● BRIEF
Skip the pictures and extract all of the lines exactly as written.

Structured figure records
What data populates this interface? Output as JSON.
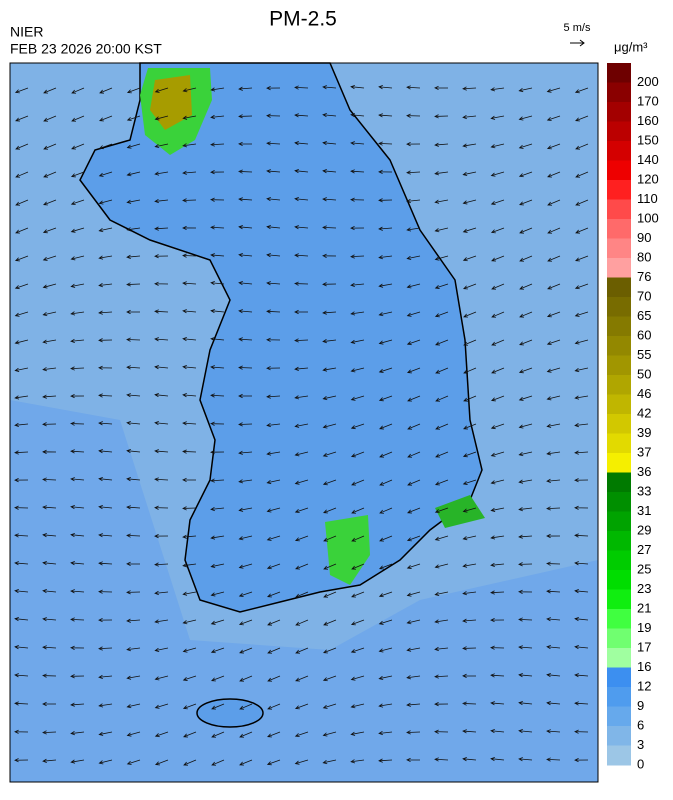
{
  "header": {
    "title": "PM-2.5",
    "agency": "NIER",
    "datetime": "FEB 23 2026 20:00 KST",
    "wind_scale": "5 m/s"
  },
  "colorbar": {
    "unit": "μg/m³",
    "levels": [
      {
        "label": "200",
        "color": "#6e0000"
      },
      {
        "label": "170",
        "color": "#8a0000"
      },
      {
        "label": "160",
        "color": "#a30000"
      },
      {
        "label": "150",
        "color": "#bb0000"
      },
      {
        "label": "140",
        "color": "#d40000"
      },
      {
        "label": "120",
        "color": "#ee0000"
      },
      {
        "label": "110",
        "color": "#ff2020"
      },
      {
        "label": "100",
        "color": "#ff4a4a"
      },
      {
        "label": "90",
        "color": "#ff6a6a"
      },
      {
        "label": "80",
        "color": "#ff8585"
      },
      {
        "label": "76",
        "color": "#ffa0a0"
      },
      {
        "label": "70",
        "color": "#6b5e00"
      },
      {
        "label": "65",
        "color": "#786c00"
      },
      {
        "label": "60",
        "color": "#857a00"
      },
      {
        "label": "55",
        "color": "#938800"
      },
      {
        "label": "50",
        "color": "#a19600"
      },
      {
        "label": "46",
        "color": "#b0a600"
      },
      {
        "label": "42",
        "color": "#c0b600"
      },
      {
        "label": "39",
        "color": "#d2c800"
      },
      {
        "label": "37",
        "color": "#e2da00"
      },
      {
        "label": "36",
        "color": "#f5ef00"
      },
      {
        "label": "33",
        "color": "#007a00"
      },
      {
        "label": "31",
        "color": "#008f00"
      },
      {
        "label": "29",
        "color": "#00a300"
      },
      {
        "label": "27",
        "color": "#00b800"
      },
      {
        "label": "25",
        "color": "#00cc00"
      },
      {
        "label": "23",
        "color": "#00dd00"
      },
      {
        "label": "21",
        "color": "#10ee10"
      },
      {
        "label": "19",
        "color": "#40ff40"
      },
      {
        "label": "17",
        "color": "#70ff70"
      },
      {
        "label": "16",
        "color": "#a0ffa0"
      },
      {
        "label": "12",
        "color": "#3c8ff0"
      },
      {
        "label": "9",
        "color": "#4f9cee"
      },
      {
        "label": "6",
        "color": "#66a9ec"
      },
      {
        "label": "3",
        "color": "#80b6e8"
      },
      {
        "label": "0",
        "color": "#9cc6e6"
      }
    ]
  }
}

● RESULT OF THE EXERCISE
What data populates this interface? Output as JSON.
{
  "header": {
    "title": "PM-2.5",
    "agency": "NIER",
    "datetime": "FEB 23 2026 20:00 KST",
    "wind_scale": "5 m/s"
  },
  "colorbar": {
    "unit": "μg/m³",
    "levels": [
      {
        "label": "200",
        "color": "#6e0000"
      },
      {
        "label": "170",
        "color": "#8a0000"
      },
      {
        "label": "160",
        "color": "#a30000"
      },
      {
        "label": "150",
        "color": "#bb0000"
      },
      {
        "label": "140",
        "color": "#d40000"
      },
      {
        "label": "120",
        "color": "#ee0000"
      },
      {
        "label": "110",
        "color": "#ff2020"
      },
      {
        "label": "100",
        "color": "#ff4a4a"
      },
      {
        "label": "90",
        "color": "#ff6a6a"
      },
      {
        "label": "80",
        "color": "#ff8585"
      },
      {
        "label": "76",
        "color": "#ffa0a0"
      },
      {
        "label": "70",
        "color": "#6b5e00"
      },
      {
        "label": "65",
        "color": "#786c00"
      },
      {
        "label": "60",
        "color": "#857a00"
      },
      {
        "label": "55",
        "color": "#938800"
      },
      {
        "label": "50",
        "color": "#a19600"
      },
      {
        "label": "46",
        "color": "#b0a600"
      },
      {
        "label": "42",
        "color": "#c0b600"
      },
      {
        "label": "39",
        "color": "#d2c800"
      },
      {
        "label": "37",
        "color": "#e2da00"
      },
      {
        "label": "36",
        "color": "#f5ef00"
      },
      {
        "label": "33",
        "color": "#007a00"
      },
      {
        "label": "31",
        "color": "#008f00"
      },
      {
        "label": "29",
        "color": "#00a300"
      },
      {
        "label": "27",
        "color": "#00b800"
      },
      {
        "label": "25",
        "color": "#00cc00"
      },
      {
        "label": "23",
        "color": "#00dd00"
      },
      {
        "label": "21",
        "color": "#10ee10"
      },
      {
        "label": "19",
        "color": "#40ff40"
      },
      {
        "label": "17",
        "color": "#70ff70"
      },
      {
        "label": "16",
        "color": "#a0ffa0"
      },
      {
        "label": "12",
        "color": "#3c8ff0"
      },
      {
        "label": "9",
        "color": "#4f9cee"
      },
      {
        "label": "6",
        "color": "#66a9ec"
      },
      {
        "label": "3",
        "color": "#80b6e8"
      },
      {
        "label": "0",
        "color": "#9cc6e6"
      }
    ]
  }
}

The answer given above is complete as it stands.